Exercise task
Quote every entry word for word.

# start of Exercise data

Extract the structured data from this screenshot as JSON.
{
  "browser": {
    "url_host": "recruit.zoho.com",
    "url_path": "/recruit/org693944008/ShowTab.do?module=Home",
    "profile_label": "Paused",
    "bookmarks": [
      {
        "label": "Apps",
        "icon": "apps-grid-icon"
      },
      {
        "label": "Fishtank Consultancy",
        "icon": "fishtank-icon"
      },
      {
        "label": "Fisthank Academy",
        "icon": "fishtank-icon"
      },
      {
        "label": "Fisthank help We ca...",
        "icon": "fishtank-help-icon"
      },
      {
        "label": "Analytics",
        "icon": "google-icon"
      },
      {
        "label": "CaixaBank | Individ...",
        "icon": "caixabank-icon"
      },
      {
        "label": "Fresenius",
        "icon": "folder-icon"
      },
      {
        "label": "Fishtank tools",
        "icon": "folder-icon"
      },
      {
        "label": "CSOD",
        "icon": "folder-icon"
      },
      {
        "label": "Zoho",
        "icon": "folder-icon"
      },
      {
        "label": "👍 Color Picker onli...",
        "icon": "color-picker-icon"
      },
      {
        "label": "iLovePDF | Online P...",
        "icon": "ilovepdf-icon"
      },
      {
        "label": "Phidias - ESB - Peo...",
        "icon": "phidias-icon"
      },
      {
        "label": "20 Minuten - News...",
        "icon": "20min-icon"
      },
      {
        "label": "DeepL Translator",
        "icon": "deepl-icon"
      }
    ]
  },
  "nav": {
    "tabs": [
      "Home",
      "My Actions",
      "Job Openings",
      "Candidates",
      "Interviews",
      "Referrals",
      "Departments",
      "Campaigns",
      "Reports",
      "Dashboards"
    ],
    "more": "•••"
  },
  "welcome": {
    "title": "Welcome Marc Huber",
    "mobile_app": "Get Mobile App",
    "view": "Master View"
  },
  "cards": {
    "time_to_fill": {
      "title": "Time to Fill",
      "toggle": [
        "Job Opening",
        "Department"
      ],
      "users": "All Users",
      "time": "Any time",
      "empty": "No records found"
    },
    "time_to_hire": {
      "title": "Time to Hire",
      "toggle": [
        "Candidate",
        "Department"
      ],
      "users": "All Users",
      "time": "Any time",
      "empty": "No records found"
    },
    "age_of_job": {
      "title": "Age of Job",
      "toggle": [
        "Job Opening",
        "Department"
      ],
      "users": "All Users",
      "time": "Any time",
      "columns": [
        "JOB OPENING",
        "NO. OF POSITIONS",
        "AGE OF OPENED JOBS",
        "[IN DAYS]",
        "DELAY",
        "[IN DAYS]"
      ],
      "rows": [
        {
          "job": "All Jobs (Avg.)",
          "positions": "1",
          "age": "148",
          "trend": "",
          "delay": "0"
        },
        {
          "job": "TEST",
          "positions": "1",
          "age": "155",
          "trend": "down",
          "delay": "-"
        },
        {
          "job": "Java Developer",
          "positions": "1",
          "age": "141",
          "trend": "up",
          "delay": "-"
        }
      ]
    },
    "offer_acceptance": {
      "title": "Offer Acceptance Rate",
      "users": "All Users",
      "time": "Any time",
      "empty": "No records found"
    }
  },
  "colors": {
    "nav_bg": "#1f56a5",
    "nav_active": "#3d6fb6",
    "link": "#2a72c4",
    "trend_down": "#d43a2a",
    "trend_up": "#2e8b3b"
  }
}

# end of Exercise data

Solution for this exercise
Extract the structured data from this screenshot as JSON.
{
  "browser": {
    "url_host": "recruit.zoho.com",
    "url_path": "/recruit/org693944008/ShowTab.do?module=Home",
    "profile_label": "Paused",
    "bookmarks": [
      {
        "label": "Apps",
        "icon": "apps-grid-icon"
      },
      {
        "label": "Fishtank Consultancy",
        "icon": "fishtank-icon"
      },
      {
        "label": "Fisthank Academy",
        "icon": "fishtank-icon"
      },
      {
        "label": "Fisthank help We ca...",
        "icon": "fishtank-help-icon"
      },
      {
        "label": "Analytics",
        "icon": "google-icon"
      },
      {
        "label": "CaixaBank | Individ...",
        "icon": "caixabank-icon"
      },
      {
        "label": "Fresenius",
        "icon": "folder-icon"
      },
      {
        "label": "Fishtank tools",
        "icon": "folder-icon"
      },
      {
        "label": "CSOD",
        "icon": "folder-icon"
      },
      {
        "label": "Zoho",
        "icon": "folder-icon"
      },
      {
        "label": "👍 Color Picker onli...",
        "icon": "color-picker-icon"
      },
      {
        "label": "iLovePDF | Online P...",
        "icon": "ilovepdf-icon"
      },
      {
        "label": "Phidias - ESB - Peo...",
        "icon": "phidias-icon"
      },
      {
        "label": "20 Minuten - News...",
        "icon": "20min-icon"
      },
      {
        "label": "DeepL Translator",
        "icon": "deepl-icon"
      }
    ]
  },
  "nav": {
    "tabs": [
      "Home",
      "My Actions",
      "Job Openings",
      "Candidates",
      "Interviews",
      "Referrals",
      "Departments",
      "Campaigns",
      "Reports",
      "Dashboards"
    ],
    "more": "•••"
  },
  "welcome": {
    "title": "Welcome Marc Huber",
    "mobile_app": "Get Mobile App",
    "view": "Master View"
  },
  "cards": {
    "time_to_fill": {
      "title": "Time to Fill",
      "toggle": [
        "Job Opening",
        "Department"
      ],
      "users": "All Users",
      "time": "Any time",
      "empty": "No records found"
    },
    "time_to_hire": {
      "title": "Time to Hire",
      "toggle": [
        "Candidate",
        "Department"
      ],
      "users": "All Users",
      "time": "Any time",
      "empty": "No records found"
    },
    "age_of_job": {
      "title": "Age of Job",
      "toggle": [
        "Job Opening",
        "Department"
      ],
      "users": "All Users",
      "time": "Any time",
      "columns": [
        "JOB OPENING",
        "NO. OF POSITIONS",
        "AGE OF OPENED JOBS",
        "[IN DAYS]",
        "DELAY",
        "[IN DAYS]"
      ],
      "rows": [
        {
          "job": "All Jobs (Avg.)",
          "positions": "1",
          "age": "148",
          "trend": "",
          "delay": "0"
        },
        {
          "job": "TEST",
          "positions": "1",
          "age": "155",
          "trend": "down",
          "delay": "-"
        },
        {
          "job": "Java Developer",
          "positions": "1",
          "age": "141",
          "trend": "up",
          "delay": "-"
        }
      ]
    },
    "offer_acceptance": {
      "title": "Offer Acceptance Rate",
      "users": "All Users",
      "time": "Any time",
      "empty": "No records found"
    }
  },
  "colors": {
    "nav_bg": "#1f56a5",
    "nav_active": "#3d6fb6",
    "link": "#2a72c4",
    "trend_down": "#d43a2a",
    "trend_up": "#2e8b3b"
  }
}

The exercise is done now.